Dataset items
+===+
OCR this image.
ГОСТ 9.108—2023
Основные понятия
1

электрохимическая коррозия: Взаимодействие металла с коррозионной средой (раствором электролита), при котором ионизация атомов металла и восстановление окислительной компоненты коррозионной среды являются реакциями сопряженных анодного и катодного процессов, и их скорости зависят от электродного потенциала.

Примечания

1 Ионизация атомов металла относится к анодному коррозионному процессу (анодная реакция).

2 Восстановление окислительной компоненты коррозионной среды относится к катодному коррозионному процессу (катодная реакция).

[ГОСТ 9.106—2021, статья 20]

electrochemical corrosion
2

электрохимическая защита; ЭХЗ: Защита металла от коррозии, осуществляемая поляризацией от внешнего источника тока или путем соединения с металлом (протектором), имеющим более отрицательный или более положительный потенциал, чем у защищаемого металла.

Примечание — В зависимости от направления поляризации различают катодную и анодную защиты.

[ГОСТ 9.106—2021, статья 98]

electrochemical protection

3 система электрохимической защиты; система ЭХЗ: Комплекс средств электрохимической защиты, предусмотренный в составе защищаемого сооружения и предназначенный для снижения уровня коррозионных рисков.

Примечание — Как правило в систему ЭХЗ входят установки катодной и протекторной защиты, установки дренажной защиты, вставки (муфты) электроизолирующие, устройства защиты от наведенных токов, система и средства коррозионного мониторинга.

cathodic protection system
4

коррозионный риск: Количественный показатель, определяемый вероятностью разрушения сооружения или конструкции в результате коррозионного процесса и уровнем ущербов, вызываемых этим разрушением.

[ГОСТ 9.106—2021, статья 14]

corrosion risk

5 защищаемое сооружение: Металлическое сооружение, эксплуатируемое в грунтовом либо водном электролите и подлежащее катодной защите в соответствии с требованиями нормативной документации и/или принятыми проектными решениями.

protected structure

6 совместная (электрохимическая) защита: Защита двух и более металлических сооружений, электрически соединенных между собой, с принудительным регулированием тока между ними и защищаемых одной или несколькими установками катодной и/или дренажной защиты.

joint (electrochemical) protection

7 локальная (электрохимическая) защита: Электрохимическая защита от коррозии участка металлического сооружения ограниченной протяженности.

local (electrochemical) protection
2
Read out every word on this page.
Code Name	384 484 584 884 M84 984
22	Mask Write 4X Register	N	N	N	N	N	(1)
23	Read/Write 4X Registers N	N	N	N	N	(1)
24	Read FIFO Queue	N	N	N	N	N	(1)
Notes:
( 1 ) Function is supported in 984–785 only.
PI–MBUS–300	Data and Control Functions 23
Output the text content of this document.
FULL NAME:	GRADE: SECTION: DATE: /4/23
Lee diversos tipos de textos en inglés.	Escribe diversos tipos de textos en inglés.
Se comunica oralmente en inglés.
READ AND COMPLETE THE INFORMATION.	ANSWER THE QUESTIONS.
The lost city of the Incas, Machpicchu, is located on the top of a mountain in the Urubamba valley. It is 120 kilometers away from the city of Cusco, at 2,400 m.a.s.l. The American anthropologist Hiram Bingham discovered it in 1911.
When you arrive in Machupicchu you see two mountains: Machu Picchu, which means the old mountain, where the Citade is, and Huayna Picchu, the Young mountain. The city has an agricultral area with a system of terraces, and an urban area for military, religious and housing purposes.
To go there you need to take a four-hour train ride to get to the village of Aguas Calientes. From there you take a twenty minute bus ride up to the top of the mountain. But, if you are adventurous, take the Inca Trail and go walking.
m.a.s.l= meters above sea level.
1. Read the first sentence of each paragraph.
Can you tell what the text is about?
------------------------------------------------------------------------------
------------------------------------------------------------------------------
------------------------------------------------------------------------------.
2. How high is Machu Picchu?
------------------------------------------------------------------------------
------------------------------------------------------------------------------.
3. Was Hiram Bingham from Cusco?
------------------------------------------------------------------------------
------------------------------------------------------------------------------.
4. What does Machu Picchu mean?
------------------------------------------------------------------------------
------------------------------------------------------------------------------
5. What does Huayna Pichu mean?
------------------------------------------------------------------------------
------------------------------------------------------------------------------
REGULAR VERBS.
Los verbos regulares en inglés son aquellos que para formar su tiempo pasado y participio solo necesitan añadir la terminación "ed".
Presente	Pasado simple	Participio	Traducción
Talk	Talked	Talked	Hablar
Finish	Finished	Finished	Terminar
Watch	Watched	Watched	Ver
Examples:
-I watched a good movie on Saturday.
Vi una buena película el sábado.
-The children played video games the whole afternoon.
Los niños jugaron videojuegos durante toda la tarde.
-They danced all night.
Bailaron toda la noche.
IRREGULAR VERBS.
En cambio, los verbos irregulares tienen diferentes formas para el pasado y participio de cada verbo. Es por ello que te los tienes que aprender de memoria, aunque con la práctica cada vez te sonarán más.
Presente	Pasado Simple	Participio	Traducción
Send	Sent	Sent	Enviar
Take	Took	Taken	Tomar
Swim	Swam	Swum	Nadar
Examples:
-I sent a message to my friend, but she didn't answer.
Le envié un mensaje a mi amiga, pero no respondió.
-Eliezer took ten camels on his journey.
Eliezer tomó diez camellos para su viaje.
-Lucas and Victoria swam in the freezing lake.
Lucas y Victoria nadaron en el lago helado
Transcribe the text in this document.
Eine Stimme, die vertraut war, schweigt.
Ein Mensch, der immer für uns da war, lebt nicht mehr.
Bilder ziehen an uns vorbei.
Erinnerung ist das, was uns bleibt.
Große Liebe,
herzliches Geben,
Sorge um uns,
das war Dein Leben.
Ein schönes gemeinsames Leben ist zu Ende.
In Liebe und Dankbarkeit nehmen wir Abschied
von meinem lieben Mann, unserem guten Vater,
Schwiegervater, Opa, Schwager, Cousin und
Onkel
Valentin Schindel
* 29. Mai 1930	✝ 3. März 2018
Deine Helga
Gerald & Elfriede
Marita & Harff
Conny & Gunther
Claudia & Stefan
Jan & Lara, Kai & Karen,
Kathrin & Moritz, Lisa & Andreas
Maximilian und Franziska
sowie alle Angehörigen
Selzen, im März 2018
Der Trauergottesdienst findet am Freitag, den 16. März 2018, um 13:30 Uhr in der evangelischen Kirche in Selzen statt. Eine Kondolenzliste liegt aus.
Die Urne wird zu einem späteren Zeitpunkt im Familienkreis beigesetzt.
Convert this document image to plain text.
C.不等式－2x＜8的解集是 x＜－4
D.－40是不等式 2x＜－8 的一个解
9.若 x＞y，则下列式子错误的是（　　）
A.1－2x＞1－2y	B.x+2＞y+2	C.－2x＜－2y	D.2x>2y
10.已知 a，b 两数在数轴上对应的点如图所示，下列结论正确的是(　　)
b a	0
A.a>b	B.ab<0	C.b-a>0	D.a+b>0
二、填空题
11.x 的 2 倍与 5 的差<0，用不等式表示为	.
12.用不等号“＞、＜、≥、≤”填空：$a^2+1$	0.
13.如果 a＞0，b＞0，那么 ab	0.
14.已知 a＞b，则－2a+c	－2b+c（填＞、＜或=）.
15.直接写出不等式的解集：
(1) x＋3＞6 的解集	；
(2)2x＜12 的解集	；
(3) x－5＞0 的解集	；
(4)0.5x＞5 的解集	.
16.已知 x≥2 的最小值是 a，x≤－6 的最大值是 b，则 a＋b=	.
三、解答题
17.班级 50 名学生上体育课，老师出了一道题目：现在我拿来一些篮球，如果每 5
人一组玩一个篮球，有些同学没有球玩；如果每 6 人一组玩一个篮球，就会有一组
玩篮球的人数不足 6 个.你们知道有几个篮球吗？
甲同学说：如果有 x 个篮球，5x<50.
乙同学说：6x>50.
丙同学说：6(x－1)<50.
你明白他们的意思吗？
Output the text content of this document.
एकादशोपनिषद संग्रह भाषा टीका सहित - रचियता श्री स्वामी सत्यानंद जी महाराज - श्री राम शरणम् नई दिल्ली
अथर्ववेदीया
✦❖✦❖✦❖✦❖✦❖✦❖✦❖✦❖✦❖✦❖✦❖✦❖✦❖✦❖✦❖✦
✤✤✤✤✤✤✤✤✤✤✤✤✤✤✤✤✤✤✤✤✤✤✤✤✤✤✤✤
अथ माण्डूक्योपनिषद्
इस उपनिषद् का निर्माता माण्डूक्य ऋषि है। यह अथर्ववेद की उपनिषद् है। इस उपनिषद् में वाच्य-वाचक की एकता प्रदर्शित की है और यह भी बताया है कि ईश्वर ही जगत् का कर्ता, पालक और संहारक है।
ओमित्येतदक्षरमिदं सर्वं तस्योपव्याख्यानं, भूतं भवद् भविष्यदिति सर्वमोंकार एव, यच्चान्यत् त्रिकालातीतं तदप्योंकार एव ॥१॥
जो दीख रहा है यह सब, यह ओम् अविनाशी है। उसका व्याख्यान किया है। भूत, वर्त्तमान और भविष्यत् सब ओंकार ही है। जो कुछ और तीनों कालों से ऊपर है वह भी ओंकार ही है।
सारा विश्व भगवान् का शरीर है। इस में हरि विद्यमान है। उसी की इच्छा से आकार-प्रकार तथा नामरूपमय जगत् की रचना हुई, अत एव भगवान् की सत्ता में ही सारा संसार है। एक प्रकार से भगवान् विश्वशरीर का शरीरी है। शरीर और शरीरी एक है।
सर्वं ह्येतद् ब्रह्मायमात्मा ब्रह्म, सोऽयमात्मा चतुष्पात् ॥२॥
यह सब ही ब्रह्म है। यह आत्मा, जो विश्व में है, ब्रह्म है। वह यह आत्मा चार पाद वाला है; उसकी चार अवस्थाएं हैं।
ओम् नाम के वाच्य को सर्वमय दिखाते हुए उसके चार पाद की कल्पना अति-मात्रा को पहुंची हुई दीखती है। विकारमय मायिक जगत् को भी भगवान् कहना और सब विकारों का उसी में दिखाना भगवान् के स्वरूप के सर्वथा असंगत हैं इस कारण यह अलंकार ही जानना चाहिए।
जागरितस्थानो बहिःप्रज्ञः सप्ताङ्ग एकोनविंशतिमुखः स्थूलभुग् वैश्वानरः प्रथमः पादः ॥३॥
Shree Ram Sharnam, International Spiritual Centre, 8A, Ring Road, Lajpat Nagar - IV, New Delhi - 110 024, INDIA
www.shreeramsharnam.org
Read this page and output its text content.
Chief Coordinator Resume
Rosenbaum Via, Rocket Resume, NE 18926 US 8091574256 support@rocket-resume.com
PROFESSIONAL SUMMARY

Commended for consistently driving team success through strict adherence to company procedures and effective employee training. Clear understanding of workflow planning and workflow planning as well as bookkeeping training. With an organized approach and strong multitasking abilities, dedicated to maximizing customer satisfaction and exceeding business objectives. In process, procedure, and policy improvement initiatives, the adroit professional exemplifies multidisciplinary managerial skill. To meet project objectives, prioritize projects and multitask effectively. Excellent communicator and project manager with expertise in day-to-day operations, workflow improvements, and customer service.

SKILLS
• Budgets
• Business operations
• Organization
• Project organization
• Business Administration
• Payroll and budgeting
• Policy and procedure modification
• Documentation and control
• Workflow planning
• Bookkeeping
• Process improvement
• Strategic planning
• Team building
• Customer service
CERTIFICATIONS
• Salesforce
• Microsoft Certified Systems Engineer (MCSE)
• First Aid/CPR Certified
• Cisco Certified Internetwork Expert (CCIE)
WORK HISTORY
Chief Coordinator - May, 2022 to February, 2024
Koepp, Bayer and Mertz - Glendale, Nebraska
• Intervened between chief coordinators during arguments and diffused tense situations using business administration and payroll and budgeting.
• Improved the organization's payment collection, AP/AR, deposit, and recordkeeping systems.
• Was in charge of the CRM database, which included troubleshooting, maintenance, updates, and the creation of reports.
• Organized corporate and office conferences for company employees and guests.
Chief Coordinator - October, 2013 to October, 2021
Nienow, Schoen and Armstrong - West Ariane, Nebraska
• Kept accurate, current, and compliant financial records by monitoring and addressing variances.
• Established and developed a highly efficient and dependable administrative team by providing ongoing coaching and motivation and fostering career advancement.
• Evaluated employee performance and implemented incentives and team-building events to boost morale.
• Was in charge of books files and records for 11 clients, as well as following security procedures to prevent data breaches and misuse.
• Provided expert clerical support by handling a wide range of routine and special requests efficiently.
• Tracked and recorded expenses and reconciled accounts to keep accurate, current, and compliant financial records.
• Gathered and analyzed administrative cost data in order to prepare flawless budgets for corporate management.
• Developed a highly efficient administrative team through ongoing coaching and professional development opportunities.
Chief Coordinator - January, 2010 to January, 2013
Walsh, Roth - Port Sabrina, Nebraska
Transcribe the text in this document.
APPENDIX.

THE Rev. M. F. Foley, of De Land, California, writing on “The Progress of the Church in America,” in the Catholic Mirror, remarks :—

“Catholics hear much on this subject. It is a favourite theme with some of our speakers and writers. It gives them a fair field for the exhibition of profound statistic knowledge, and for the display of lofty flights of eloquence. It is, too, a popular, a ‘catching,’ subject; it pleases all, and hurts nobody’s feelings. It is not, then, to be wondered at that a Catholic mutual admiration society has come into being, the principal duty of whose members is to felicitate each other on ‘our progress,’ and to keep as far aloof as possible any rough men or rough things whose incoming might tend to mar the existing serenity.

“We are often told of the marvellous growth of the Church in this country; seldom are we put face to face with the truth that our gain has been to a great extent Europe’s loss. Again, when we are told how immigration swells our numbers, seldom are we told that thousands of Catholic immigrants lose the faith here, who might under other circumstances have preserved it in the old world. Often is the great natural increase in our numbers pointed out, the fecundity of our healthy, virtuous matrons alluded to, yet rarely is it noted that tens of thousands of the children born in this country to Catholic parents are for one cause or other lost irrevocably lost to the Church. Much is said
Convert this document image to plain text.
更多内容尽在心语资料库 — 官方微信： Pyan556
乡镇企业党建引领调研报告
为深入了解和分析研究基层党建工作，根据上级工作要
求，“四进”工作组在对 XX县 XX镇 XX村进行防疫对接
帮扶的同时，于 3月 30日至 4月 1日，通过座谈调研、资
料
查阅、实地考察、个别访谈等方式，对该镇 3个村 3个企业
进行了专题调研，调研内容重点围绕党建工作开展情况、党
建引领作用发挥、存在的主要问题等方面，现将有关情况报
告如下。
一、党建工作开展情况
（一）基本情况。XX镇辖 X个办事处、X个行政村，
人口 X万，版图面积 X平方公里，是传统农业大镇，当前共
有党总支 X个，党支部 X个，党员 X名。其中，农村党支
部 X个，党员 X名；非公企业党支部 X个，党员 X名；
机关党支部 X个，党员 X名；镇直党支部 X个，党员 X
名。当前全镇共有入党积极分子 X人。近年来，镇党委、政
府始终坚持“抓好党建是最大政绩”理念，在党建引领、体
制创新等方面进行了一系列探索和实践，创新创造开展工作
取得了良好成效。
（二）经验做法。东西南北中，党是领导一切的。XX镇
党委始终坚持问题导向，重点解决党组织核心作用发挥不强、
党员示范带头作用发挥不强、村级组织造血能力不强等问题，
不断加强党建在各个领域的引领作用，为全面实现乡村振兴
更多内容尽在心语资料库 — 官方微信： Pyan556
+===+
In the entries above, find lines with "highly" and copy each.

● **Output below**
• Established and developed a highly efficient and dependable administrative team by providing ongoing coaching and motivation and fostering career advancement.
• Developed a highly efficient administrative team through ongoing coaching and professional development opportunities.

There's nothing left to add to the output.